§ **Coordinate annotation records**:
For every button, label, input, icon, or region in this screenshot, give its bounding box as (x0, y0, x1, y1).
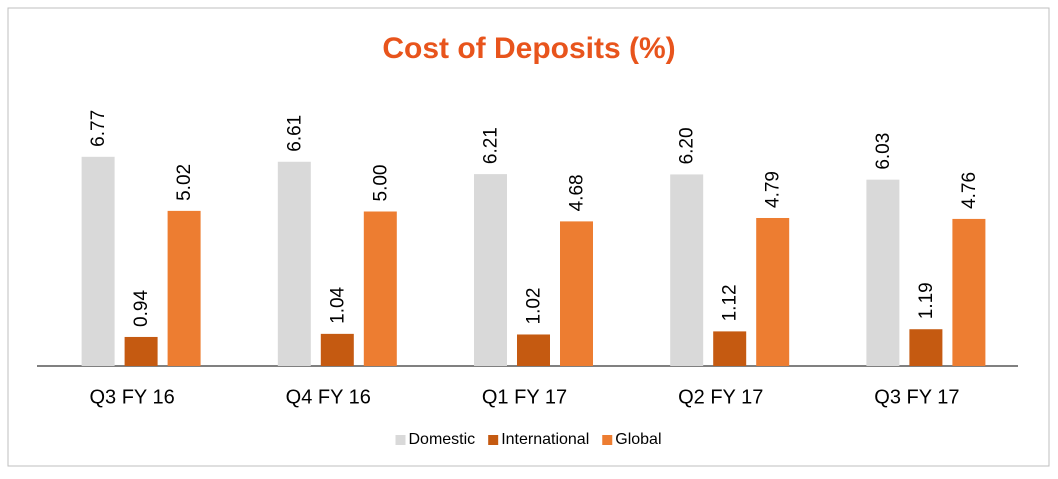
bar (277, 161, 311, 366)
value-label: 4.68 (567, 174, 588, 211)
value-label: 4.76 (959, 172, 980, 209)
value-label: 6.61 (284, 115, 305, 152)
chart-title: Cost of Deposits (%) (382, 32, 675, 65)
x-tick-label: Q2 FY 17 (678, 386, 763, 408)
value-label: 6.77 (88, 110, 109, 147)
bar (474, 174, 507, 366)
value-label: 6.03 (873, 133, 894, 170)
legend-label: International (501, 431, 589, 448)
legend-label: Global (615, 431, 661, 448)
bar (363, 211, 397, 366)
bar (909, 329, 943, 366)
value-label: 1.02 (524, 287, 545, 324)
value-label: 5.00 (370, 165, 391, 202)
value-label: 6.21 (481, 127, 502, 164)
x-tick-label: Q1 FY 17 (482, 386, 567, 408)
bar (670, 174, 704, 366)
value-label: 1.19 (916, 282, 937, 319)
value-label: 5.02 (174, 164, 195, 201)
bar (952, 218, 986, 366)
bar (713, 331, 747, 366)
legend-swatch (395, 435, 406, 445)
legend-label: Domestic (409, 431, 476, 448)
bar (560, 221, 593, 366)
bar (756, 217, 790, 366)
bar (124, 336, 158, 366)
value-label: 4.79 (763, 171, 784, 208)
legend-swatch (488, 435, 499, 445)
bar (866, 179, 900, 366)
value-label: 1.04 (327, 286, 348, 323)
value-label: 0.94 (131, 290, 152, 327)
x-tick-label: Q4 FY 16 (286, 386, 371, 408)
x-tick-label: Q3 FY 17 (874, 386, 959, 408)
bar (517, 334, 550, 366)
value-label: 6.20 (677, 127, 698, 164)
bar (167, 210, 201, 366)
bar (320, 333, 354, 366)
legend-swatch (602, 435, 613, 445)
value-label: 1.12 (720, 284, 741, 321)
bar (81, 156, 115, 366)
x-tick-label: Q3 FY 16 (89, 386, 174, 408)
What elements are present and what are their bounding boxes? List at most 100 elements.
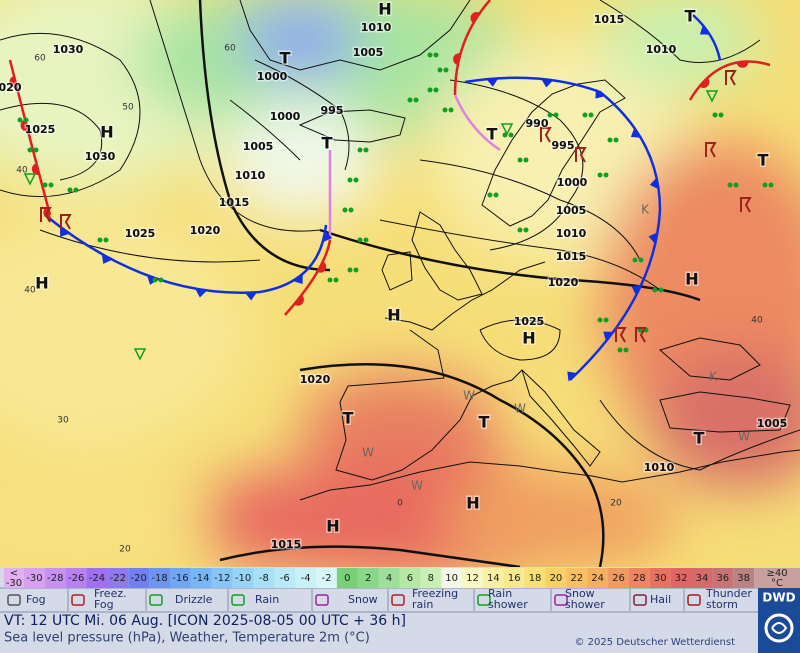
rain-symbol (353, 267, 359, 273)
rain-symbol (433, 87, 439, 93)
rain-shower-symbol (705, 90, 719, 103)
rain-symbol (718, 112, 724, 118)
cold-front-triangle (567, 371, 578, 382)
rain-symbol (768, 182, 774, 188)
cold-front-triangle (322, 230, 332, 243)
isobar-label: 1005 (757, 417, 788, 430)
isobar-label-halo: 995 (321, 104, 344, 117)
scale-cell (24, 568, 45, 588)
rain-symbol (357, 147, 363, 153)
rain-symbol (103, 237, 109, 243)
scale-label: 36 (716, 573, 729, 584)
isobar-label-halo: 1020 (300, 373, 331, 386)
rain-symbol (632, 257, 638, 263)
scale-cell (253, 568, 275, 588)
weather-icon (391, 594, 405, 606)
rain-symbol (487, 192, 493, 198)
isobar-label-halo: 1030 (53, 43, 84, 56)
pressure-center: T (479, 413, 490, 432)
isobar-label: 1020 (300, 373, 331, 386)
pressure-center-halo: T (685, 7, 696, 26)
warm-front-semicircle (736, 61, 749, 68)
isobar-label: 1010 (644, 461, 675, 474)
rain-shower-symbol (133, 348, 147, 361)
rain-symbol (97, 237, 103, 243)
rain-symbol (582, 112, 588, 118)
scale-label: 38 (737, 573, 750, 584)
scale-cell (274, 568, 296, 588)
isobar-label-halo: 1015 (556, 250, 587, 263)
rain-symbol (17, 117, 23, 123)
scale-label: 4 (386, 573, 392, 584)
scale-cell (628, 568, 650, 588)
iceland-coast (298, 109, 406, 143)
scale-cell (649, 568, 671, 588)
scale-cell (670, 568, 692, 588)
map: 1030 1030 1010 1010 1005 1005 1000 1000 1015 1015… (0, 0, 800, 567)
scale-label: -10 (235, 573, 251, 584)
weather-label: Snow (565, 587, 595, 600)
isobar-label: 1025 (514, 315, 545, 328)
isobar-label-halo: 1005 (353, 46, 384, 59)
weather-label: Hail (650, 593, 671, 606)
isobar-label: 1005 (243, 140, 274, 153)
weather-icon (71, 594, 85, 606)
scale-cell (378, 568, 400, 588)
greenland-coast (239, 0, 471, 71)
weather-icon (554, 594, 568, 606)
rain-symbol (407, 97, 413, 103)
cold-front-triangle (293, 274, 303, 285)
scale-cell (566, 568, 588, 588)
isobar-label: 1010 (646, 43, 677, 56)
scale-label: -4 (301, 573, 311, 584)
weather-icon (231, 594, 245, 606)
temperature-label: 50 (122, 103, 134, 113)
rain-symbol (347, 177, 353, 183)
isobar-label-halo: 1025 (514, 315, 545, 328)
pressure-center-halo: H (378, 0, 391, 19)
pressure-center-halo: H (326, 517, 339, 536)
isobar-label: 1015 (594, 13, 625, 26)
weather-label: shower (565, 598, 605, 611)
rain-symbol (23, 117, 29, 123)
weather-icon (7, 594, 21, 606)
scale-label: 16 (508, 573, 521, 584)
cold-front-triangle (648, 232, 658, 244)
pressure-center-halo: T (758, 151, 769, 170)
thunderstorm-symbol (60, 214, 72, 230)
scale-label: 6 (407, 573, 413, 584)
weather-label: Snow (348, 593, 378, 606)
scale-label: 14 (487, 573, 500, 584)
scale-label: -16 (172, 573, 188, 584)
isobar-label-halo: 1005 (243, 140, 274, 153)
scale-label: 10 (445, 573, 458, 584)
thunderstorm-symbol (725, 70, 737, 86)
warm-front-semicircle (453, 53, 461, 66)
isobar-label-halo: 1010 (361, 21, 392, 34)
scale-label: -6 (280, 573, 290, 584)
scale-label: 24 (591, 573, 604, 584)
scale-cell (149, 568, 171, 588)
rain-symbol (353, 177, 359, 183)
scale-cell (482, 568, 504, 588)
scale-low-symbol: < (10, 568, 18, 579)
scale-cell (399, 568, 421, 588)
scale-low-value: -30 (6, 578, 22, 589)
rain-symbol (448, 107, 454, 113)
isobar-label: 1015 (556, 250, 587, 263)
temperature-field (0, 0, 800, 567)
scale-label: -20 (131, 573, 147, 584)
africa-coast (299, 449, 800, 501)
rain-symbol (762, 182, 768, 188)
isobar-label: 990 (526, 117, 549, 130)
rain-symbol (347, 267, 353, 273)
scale-label: -18 (151, 573, 167, 584)
isobar-label: 995 (321, 104, 344, 117)
rain-symbol (363, 147, 369, 153)
pressure-center-halo: H (100, 123, 113, 142)
pressure-center-halo: H (387, 306, 400, 325)
isobar-label-halo: 1010 (646, 43, 677, 56)
rain-symbol (623, 347, 629, 353)
cold-front-triangle (699, 24, 710, 35)
scale-label: 28 (633, 573, 646, 584)
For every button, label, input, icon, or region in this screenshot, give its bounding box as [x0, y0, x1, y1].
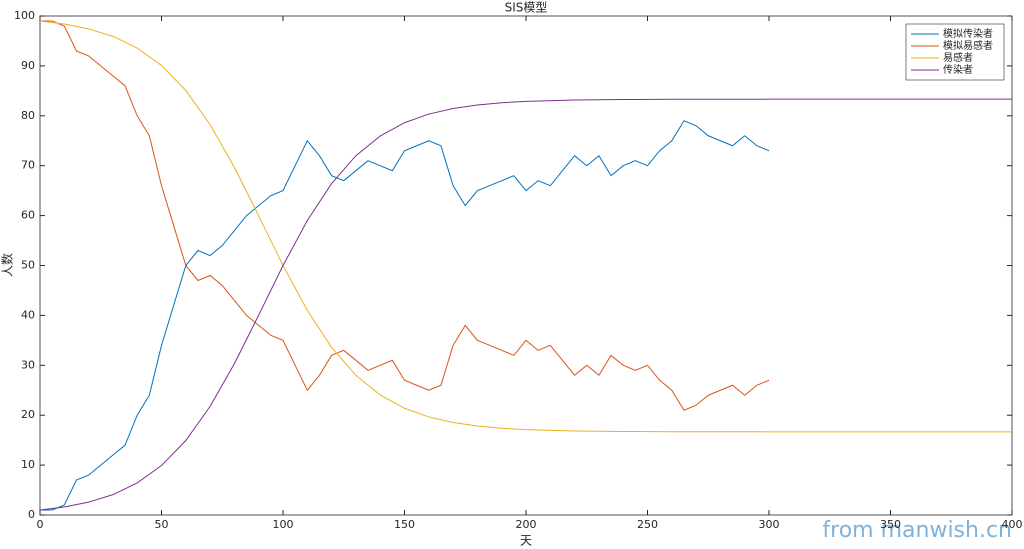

§ **Your instructions**: Could you copy out all of the lines above word for word, leaving the pictures out?

§ **Task output**:
For every button, label, input, icon, or region in this screenshot, give its bounding box as (x0, y0, x1, y1).
bar (277, 161, 311, 366)
value-label: 4.68 (567, 174, 588, 211)
value-label: 4.76 (959, 172, 980, 209)
value-label: 6.61 (284, 115, 305, 152)
chart-title: Cost of Deposits (%) (382, 32, 675, 65)
x-tick-label: Q2 FY 17 (678, 386, 763, 408)
value-label: 6.77 (88, 110, 109, 147)
bar (474, 174, 507, 366)
value-label: 6.03 (873, 133, 894, 170)
legend-label: International (501, 431, 589, 448)
legend-label: Global (615, 431, 661, 448)
bar (363, 211, 397, 366)
bar (909, 329, 943, 366)
value-label: 1.02 (524, 287, 545, 324)
value-label: 5.00 (370, 165, 391, 202)
value-label: 6.21 (481, 127, 502, 164)
x-tick-label: Q1 FY 17 (482, 386, 567, 408)
bar (670, 174, 704, 366)
value-label: 1.19 (916, 282, 937, 319)
value-label: 5.02 (174, 164, 195, 201)
bar (952, 218, 986, 366)
bar (713, 331, 747, 366)
legend-swatch (395, 435, 406, 445)
legend-label: Domestic (409, 431, 476, 448)
bar (560, 221, 593, 366)
bar (756, 217, 790, 366)
bar (124, 336, 158, 366)
value-label: 4.79 (763, 171, 784, 208)
legend-swatch (488, 435, 499, 445)
bar (866, 179, 900, 366)
value-label: 1.04 (327, 286, 348, 323)
value-label: 0.94 (131, 290, 152, 327)
x-tick-label: Q4 FY 16 (286, 386, 371, 408)
x-tick-label: Q3 FY 17 (874, 386, 959, 408)
bar (517, 334, 550, 366)
value-label: 6.20 (677, 127, 698, 164)
bar (167, 210, 201, 366)
bar (320, 333, 354, 366)
legend-swatch (602, 435, 613, 445)
value-label: 1.12 (720, 284, 741, 321)
bar (81, 156, 115, 366)
x-tick-label: Q3 FY 16 (89, 386, 174, 408)
What elements are present and what are their bounding boxes? List at most 100 elements.
rain-symbol (353, 267, 359, 273)
rain-symbol (433, 87, 439, 93)
rain-shower-symbol (705, 90, 719, 103)
rain-symbol (718, 112, 724, 118)
cold-front-triangle (567, 371, 578, 382)
rain-symbol (768, 182, 774, 188)
cold-front-triangle (322, 230, 332, 243)
isobar-label: 1005 (757, 417, 788, 430)
isobar-label-halo: 995 (321, 104, 344, 117)
scale-cell (24, 568, 45, 588)
rain-symbol (357, 147, 363, 153)
rain-symbol (103, 237, 109, 243)
scale-label: 36 (716, 573, 729, 584)
isobar-label-halo: 1020 (300, 373, 331, 386)
rain-symbol (632, 257, 638, 263)
scale-cell (253, 568, 275, 588)
weather-icon (391, 594, 405, 606)
rain-symbol (487, 192, 493, 198)
isobar-label-halo: 1030 (53, 43, 84, 56)
pressure-center: T (479, 413, 490, 432)
isobar-label: 1020 (300, 373, 331, 386)
pressure-center-halo: T (685, 7, 696, 26)
warm-front-semicircle (736, 61, 749, 68)
isobar-label: 1010 (644, 461, 675, 474)
rain-shower-symbol (133, 348, 147, 361)
rain-symbol (97, 237, 103, 243)
rain-symbol (582, 112, 588, 118)
scale-label: 38 (737, 573, 750, 584)
scale-cell (274, 568, 296, 588)
isobar-label-halo: 1015 (556, 250, 587, 263)
rain-symbol (17, 117, 23, 123)
scale-label: 4 (386, 573, 392, 584)
scale-cell (628, 568, 650, 588)
iceland-coast (298, 109, 406, 143)
scale-cell (649, 568, 671, 588)
scale-cell (670, 568, 692, 588)
map: 1030 1030 1010 1010 1005 1005 1000 1000 1015 1015… (0, 0, 800, 567)
scale-label: -10 (235, 573, 251, 584)
weather-label: Snow (565, 587, 595, 600)
isobar-label: 1025 (514, 315, 545, 328)
isobar-label-halo: 1005 (353, 46, 384, 59)
weather-label: Hail (650, 593, 671, 606)
isobar-label: 1005 (243, 140, 274, 153)
weather-icon (71, 594, 85, 606)
scale-cell (378, 568, 400, 588)
greenland-coast (239, 0, 471, 71)
weather-icon (554, 594, 568, 606)
rain-symbol (407, 97, 413, 103)
cold-front-triangle (293, 274, 303, 285)
scale-cell (566, 568, 588, 588)
isobar-label: 1010 (646, 43, 677, 56)
scale-label: -4 (301, 573, 311, 584)
weather-icon (231, 594, 245, 606)
temperature-label: 50 (122, 103, 134, 113)
rain-symbol (347, 177, 353, 183)
isobar-label-halo: 1025 (514, 315, 545, 328)
pressure-center-halo: H (378, 0, 391, 19)
pressure-center-halo: H (326, 517, 339, 536)
isobar-label: 1015 (594, 13, 625, 26)
weather-label: shower (565, 598, 605, 611)
rain-symbol (23, 117, 29, 123)
weather-icon (7, 594, 21, 606)
scale-label: 16 (508, 573, 521, 584)
cold-front-triangle (648, 232, 658, 244)
pressure-center-halo: T (758, 151, 769, 170)
thunderstorm-symbol (60, 214, 72, 230)
scale-label: 6 (407, 573, 413, 584)
weather-label: Snow (348, 593, 378, 606)
scale-label: 14 (487, 573, 500, 584)
scale-label: -16 (172, 573, 188, 584)
isobar-label-halo: 1005 (243, 140, 274, 153)
scale-label: 10 (445, 573, 458, 584)
thunderstorm-symbol (725, 70, 737, 86)
warm-front-semicircle (453, 53, 461, 66)
isobar-label-halo: 1010 (361, 21, 392, 34)
scale-label: -6 (280, 573, 290, 584)
scale-label: 24 (591, 573, 604, 584)
scale-cell (149, 568, 171, 588)
rain-symbol (353, 177, 359, 183)
scale-cell (482, 568, 504, 588)
scale-low-symbol: < (10, 568, 18, 579)
scale-cell (399, 568, 421, 588)
scale-low-value: -30 (6, 578, 22, 589)
rain-symbol (448, 107, 454, 113)
isobar-label: 1015 (556, 250, 587, 263)
temperature-field (0, 0, 800, 567)
scale-label: -20 (131, 573, 147, 584)
africa-coast (299, 449, 800, 501)
rain-symbol (762, 182, 768, 188)
isobar-label: 990 (526, 117, 549, 130)
rain-symbol (347, 267, 353, 273)
scale-label: -18 (151, 573, 167, 584)
isobar-label: 995 (321, 104, 344, 117)
rain-symbol (363, 147, 369, 153)
pressure-center-halo: H (100, 123, 113, 142)
pressure-center-halo: H (387, 306, 400, 325)
isobar-label-halo: 1010 (646, 43, 677, 56)
rain-symbol (623, 347, 629, 353)
cold-front-triangle (699, 24, 710, 35)
scale-label: 28 (633, 573, 646, 584)
For every button, label, input, icon, or region in this screenshot, give its bounding box as [x0, y0, x1, y1].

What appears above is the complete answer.